• **Supplied material**
****

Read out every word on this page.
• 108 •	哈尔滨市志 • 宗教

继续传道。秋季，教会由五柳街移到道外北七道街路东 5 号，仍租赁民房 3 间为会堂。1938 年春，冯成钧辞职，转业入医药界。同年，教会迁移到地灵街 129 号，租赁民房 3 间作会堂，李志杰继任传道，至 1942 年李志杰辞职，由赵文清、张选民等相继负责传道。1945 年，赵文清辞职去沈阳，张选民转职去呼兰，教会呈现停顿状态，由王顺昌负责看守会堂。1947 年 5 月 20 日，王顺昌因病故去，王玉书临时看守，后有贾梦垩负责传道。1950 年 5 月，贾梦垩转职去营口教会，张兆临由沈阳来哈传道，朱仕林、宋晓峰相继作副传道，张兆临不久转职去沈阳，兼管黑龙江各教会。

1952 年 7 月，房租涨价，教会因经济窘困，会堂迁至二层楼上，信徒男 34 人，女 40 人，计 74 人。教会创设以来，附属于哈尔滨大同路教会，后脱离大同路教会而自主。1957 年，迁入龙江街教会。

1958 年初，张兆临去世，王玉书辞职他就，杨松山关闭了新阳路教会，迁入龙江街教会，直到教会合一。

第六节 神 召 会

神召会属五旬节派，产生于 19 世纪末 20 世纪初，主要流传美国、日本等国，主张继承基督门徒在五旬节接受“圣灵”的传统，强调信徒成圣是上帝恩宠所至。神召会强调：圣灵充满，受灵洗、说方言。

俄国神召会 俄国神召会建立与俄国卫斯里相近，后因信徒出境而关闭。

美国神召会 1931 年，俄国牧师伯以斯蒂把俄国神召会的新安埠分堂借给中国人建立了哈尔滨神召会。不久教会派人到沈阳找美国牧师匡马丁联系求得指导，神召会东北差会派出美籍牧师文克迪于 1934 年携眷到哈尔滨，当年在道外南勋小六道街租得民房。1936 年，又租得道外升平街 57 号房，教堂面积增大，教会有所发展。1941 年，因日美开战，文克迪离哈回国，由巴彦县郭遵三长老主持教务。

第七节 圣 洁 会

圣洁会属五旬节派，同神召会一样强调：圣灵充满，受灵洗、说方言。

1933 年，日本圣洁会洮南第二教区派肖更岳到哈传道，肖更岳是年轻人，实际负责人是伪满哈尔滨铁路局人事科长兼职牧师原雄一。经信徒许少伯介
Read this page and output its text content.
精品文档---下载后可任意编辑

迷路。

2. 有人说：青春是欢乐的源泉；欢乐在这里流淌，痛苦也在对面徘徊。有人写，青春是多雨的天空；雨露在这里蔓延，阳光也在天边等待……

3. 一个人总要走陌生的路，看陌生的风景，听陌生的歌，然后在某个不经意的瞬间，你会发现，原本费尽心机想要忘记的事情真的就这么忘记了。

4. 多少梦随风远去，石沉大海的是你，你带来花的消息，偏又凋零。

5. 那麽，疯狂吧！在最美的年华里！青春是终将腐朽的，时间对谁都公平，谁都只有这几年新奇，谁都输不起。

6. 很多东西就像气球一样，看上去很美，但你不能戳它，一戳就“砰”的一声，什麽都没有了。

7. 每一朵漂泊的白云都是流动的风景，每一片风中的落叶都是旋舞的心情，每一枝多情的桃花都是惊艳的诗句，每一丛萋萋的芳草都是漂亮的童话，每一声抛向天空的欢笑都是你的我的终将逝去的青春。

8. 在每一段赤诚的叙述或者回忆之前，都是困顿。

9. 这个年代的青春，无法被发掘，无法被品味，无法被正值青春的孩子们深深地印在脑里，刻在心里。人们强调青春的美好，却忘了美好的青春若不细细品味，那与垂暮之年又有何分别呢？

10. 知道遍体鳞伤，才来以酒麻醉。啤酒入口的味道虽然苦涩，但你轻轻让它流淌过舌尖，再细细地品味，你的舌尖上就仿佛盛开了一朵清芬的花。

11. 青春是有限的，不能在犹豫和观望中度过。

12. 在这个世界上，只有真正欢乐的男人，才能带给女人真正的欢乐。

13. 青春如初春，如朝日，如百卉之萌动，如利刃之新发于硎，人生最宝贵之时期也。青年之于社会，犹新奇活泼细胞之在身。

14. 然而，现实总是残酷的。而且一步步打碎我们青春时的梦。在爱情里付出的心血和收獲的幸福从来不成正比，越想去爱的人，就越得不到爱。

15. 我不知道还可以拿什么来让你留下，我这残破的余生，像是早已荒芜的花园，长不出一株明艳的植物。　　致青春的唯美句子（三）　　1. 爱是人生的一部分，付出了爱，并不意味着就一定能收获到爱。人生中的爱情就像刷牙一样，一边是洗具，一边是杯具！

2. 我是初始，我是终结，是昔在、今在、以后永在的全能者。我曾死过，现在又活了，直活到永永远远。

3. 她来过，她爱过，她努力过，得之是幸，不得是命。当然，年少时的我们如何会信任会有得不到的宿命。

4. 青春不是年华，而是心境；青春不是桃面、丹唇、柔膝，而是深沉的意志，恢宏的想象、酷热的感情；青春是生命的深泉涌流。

****

• **What is expected**
Give the number of lines in the records that contain the string "迁入龙江街教会", and nothing besides.

• **Response to the exercise**
2